--- Data supplied ---

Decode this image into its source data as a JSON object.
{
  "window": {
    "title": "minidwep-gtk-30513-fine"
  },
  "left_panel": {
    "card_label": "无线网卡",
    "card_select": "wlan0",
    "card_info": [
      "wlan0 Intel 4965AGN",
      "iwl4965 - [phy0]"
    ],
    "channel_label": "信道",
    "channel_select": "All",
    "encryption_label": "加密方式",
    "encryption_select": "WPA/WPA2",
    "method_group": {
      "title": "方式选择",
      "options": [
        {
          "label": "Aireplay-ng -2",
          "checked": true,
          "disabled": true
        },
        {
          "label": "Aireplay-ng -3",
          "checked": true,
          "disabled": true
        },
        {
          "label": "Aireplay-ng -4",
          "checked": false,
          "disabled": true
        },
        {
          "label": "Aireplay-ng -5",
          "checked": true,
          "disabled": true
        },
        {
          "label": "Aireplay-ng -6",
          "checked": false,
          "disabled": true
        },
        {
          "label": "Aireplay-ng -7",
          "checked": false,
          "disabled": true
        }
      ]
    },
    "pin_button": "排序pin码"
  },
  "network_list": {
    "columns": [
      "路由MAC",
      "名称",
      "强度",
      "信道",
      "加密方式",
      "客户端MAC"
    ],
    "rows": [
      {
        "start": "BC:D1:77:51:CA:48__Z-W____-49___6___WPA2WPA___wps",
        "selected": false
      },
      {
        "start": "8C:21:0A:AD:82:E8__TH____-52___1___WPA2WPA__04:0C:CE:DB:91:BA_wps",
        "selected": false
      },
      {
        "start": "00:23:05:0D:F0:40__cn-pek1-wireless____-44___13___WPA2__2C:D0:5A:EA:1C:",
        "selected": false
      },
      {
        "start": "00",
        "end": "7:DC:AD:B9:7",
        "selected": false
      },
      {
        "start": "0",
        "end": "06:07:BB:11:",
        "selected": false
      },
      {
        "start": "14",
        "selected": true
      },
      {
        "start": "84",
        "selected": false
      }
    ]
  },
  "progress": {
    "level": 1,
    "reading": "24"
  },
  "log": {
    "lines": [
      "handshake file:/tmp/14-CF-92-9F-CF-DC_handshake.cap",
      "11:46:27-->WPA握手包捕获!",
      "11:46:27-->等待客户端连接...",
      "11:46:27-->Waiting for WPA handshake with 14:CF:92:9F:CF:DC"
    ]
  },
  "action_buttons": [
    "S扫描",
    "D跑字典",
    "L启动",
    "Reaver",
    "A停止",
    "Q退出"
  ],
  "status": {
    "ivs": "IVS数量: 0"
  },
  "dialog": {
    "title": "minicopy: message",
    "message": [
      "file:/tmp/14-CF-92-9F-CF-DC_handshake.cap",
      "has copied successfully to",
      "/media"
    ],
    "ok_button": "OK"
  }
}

---

Given problem: From the data above, copy each line that has the string "file".

Response below:
      "handshake file:/tmp/14-CF-92-9F-CF-DC_handshake.cap",
      "file:/tmp/14-CF-92-9F-CF-DC_handshake.cap",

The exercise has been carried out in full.